Text excerpt
* BEGIN *

Meanwhile, the defense case ground on, Grymes calling witness after witness, each confirming the other: they hadn’t seen Mary Miller in Miller’s possession earlier than 1822; no one had heard her speak with a German accent; she had never complained about being a slave; as far as they knew, Miller never owned land in Attakapas earlier than 1830.
The other witness to the power of attorney, Cornelius Hurst, gave evidence. He recognized his own signature, but he had no recollection of this particular document. Nor did he recall anything about Anthony Williams. But then, it was over twenty years ago.
William Turner said that he had been Miller’s partner for three years, between 1834 and 1837. He now ran a rival sawmill down on the levee. Turner said he had run into Sally Miller about eight or nine months ago, wandering below the French Quarter, in the Faubourg Marigny, and had asked her what she was doing there. She had told him that she was a free white woman. That had somewhat surprised Mr. Turner, because when he had met her in 1834, she had called herself Mary Brigger, from the name of the colored boy she was living with, and had several slave children underfoot.
Another witness, Mr. H. B. Stringer, a commissary of the Third Municipality, said he had lived for almost two years with Miller, from 1834 to 1836. Seeing that she was so very white, he had once asked Mary where she was from. She had replied that she came to the country young, and believed she came from Georgia, or Mobile in Alabama. Stringer said he had no doubt that she was a slave—he had only asked her the question because her light color had excited his sympathy.
After rejecting Sally Miller’s request to be a witness for her, Daphne Crawford appeared in court to give testimony on Miller’s side. The laws of Louisiana, although allowing free men and women of color to give evidence, required that on the court record they be designated as f.m.c. or f.w.c.*, the intention being to warn juries and judges not to give their testimony the same weight as the word of a white person. Madame Crawford recounted how, during the summer of 1822, Miller had paid her to nurse a little girl named Bridget who was suffering from yellow fever. Bridget had told her that a man had brought her to New Orleans from Mobile.
Upton asked the witness about Bridget’s color.
She was no fairer than me, said Crawford. When she had the yellow fever she looked white, but when she recovered she was darker.
She looked like a white person?
I never thought Bridget was anything but a mulatto.
It wasn’t the answer Upton wanted. He persisted. But when you first saw her, what did she look like?
She looked sunburned, but when she recovered from the yellow fever, she looked no clearer than I do. She looked dark.
Opinions of this sort needed rebutting and Upton found, of all people, a slave trader to do it. Mr. A. Piernas had acted as the broker for Belmonti in purchasing Mary from Miller in 1838. Although the defense hadn’t completed its evidence, Buchanan allowed Upton to interpose Piernas’s testimony. Piernas told the court that Belmonti had commissioned him to approach Miller to see if he would sell Mary. He said he had always known that Mary was Miller’s slave, but he had an opinion of his own.
And what was that? Upton asked.
She didn’t look like a colored person to me. I know my slaves, and I never observed anything in her face which resembled the African race.
To which, Grymes asked only one question: That is a mere opinion of yours, isn’t it, and not based on any fact you can bring to this court?
Piernas agreed that was the case.

* END *

Information supplied
* BEGIN *

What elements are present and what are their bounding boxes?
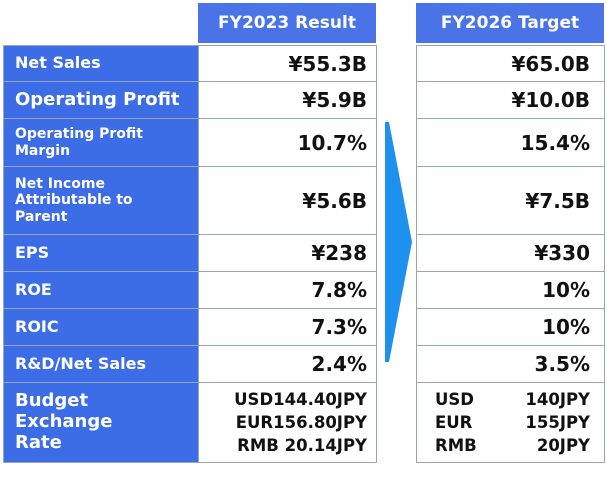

* END *
* BEGIN *

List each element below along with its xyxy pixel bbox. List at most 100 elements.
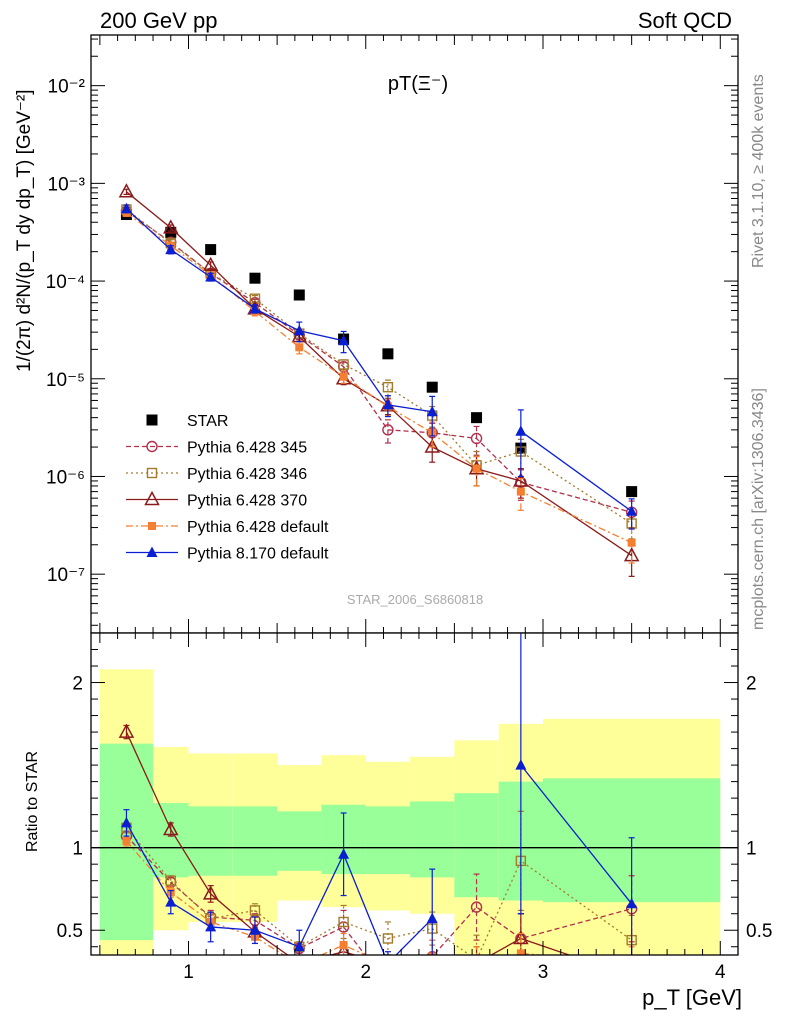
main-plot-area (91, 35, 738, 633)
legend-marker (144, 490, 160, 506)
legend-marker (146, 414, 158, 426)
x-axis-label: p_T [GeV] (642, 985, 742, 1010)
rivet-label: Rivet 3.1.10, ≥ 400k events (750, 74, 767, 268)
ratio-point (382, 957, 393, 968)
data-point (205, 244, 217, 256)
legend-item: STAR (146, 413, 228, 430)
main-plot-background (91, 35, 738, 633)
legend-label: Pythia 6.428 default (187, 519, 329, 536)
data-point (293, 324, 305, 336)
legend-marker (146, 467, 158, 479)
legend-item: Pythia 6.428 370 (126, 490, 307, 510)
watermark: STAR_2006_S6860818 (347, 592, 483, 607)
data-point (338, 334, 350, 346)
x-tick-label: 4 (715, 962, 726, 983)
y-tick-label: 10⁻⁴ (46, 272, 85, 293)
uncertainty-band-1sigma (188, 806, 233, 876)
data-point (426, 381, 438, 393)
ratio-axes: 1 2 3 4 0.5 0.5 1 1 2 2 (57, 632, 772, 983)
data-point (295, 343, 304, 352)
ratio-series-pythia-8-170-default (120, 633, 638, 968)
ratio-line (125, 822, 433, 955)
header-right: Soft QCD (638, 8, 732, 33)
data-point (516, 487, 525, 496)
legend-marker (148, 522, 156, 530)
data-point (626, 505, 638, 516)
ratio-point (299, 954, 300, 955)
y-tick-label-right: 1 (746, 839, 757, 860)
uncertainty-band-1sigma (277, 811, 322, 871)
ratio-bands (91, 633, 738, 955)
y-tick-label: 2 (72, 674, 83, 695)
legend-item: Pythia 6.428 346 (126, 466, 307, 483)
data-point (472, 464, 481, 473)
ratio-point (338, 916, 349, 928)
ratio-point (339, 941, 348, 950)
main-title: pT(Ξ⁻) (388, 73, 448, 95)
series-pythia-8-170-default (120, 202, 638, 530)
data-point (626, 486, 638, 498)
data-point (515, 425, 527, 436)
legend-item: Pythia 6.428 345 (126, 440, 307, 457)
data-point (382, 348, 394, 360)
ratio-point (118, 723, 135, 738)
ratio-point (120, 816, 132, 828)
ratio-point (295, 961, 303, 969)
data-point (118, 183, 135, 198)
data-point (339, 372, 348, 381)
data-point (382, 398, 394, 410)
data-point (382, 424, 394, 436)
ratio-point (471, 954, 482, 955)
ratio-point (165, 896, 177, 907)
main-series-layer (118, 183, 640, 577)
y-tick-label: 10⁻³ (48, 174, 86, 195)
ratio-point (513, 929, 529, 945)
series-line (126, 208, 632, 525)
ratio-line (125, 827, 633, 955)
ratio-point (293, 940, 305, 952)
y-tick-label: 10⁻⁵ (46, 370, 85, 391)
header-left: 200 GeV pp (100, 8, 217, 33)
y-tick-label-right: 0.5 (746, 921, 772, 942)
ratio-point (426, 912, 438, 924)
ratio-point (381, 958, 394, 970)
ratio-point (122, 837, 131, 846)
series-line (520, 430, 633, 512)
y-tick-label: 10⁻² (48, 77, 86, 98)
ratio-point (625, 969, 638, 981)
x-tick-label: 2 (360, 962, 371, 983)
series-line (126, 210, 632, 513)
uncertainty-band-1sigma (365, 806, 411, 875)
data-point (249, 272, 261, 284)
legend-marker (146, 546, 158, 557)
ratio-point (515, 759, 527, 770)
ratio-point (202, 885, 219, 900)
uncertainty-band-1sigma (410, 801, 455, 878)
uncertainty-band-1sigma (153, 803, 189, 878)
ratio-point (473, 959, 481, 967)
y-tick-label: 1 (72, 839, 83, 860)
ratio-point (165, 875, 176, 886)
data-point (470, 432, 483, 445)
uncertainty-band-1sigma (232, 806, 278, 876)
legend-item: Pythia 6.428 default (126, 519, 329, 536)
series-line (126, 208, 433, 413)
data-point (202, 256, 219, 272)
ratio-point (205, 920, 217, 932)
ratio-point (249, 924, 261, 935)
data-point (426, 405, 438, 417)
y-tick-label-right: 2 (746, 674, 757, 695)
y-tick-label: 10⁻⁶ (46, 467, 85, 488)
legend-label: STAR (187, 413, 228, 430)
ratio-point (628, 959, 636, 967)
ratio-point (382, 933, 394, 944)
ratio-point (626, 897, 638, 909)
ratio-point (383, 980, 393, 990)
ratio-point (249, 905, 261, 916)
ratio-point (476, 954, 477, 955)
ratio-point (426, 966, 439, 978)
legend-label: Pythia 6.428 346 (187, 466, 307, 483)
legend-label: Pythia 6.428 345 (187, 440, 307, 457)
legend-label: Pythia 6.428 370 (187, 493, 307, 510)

* END *

Exercise task 1
In the trial testimony passage:
(a) For how many years was William Turner Miller's partner?
(b) What role did A. Piernas play when Belmonti bought Mary from Miller in 1838?
(c) In what season and year did Miller pay Daphne Crawford to nurse Bridget?
Exercise task 2
Could you write out the lines of the records, starting at the line containing "List each element" and ending at the line containing "ratio-point (382, 957, 393, 968)", with the picture left out?

Full solution 1
(a) Three years, from 1834 to 1837.
(b) He acted as Belmonti's broker.
(c) The summer of 1822.

Full solution 2
List each element below along with its xyxy pixel bbox. List at most 100 elements.
main-plot-area (91, 35, 738, 633)
legend-marker (144, 490, 160, 506)
legend-marker (146, 414, 158, 426)
x-axis-label: p_T [GeV] (642, 985, 742, 1010)
rivet-label: Rivet 3.1.10, ≥ 400k events (750, 74, 767, 268)
ratio-point (382, 957, 393, 968)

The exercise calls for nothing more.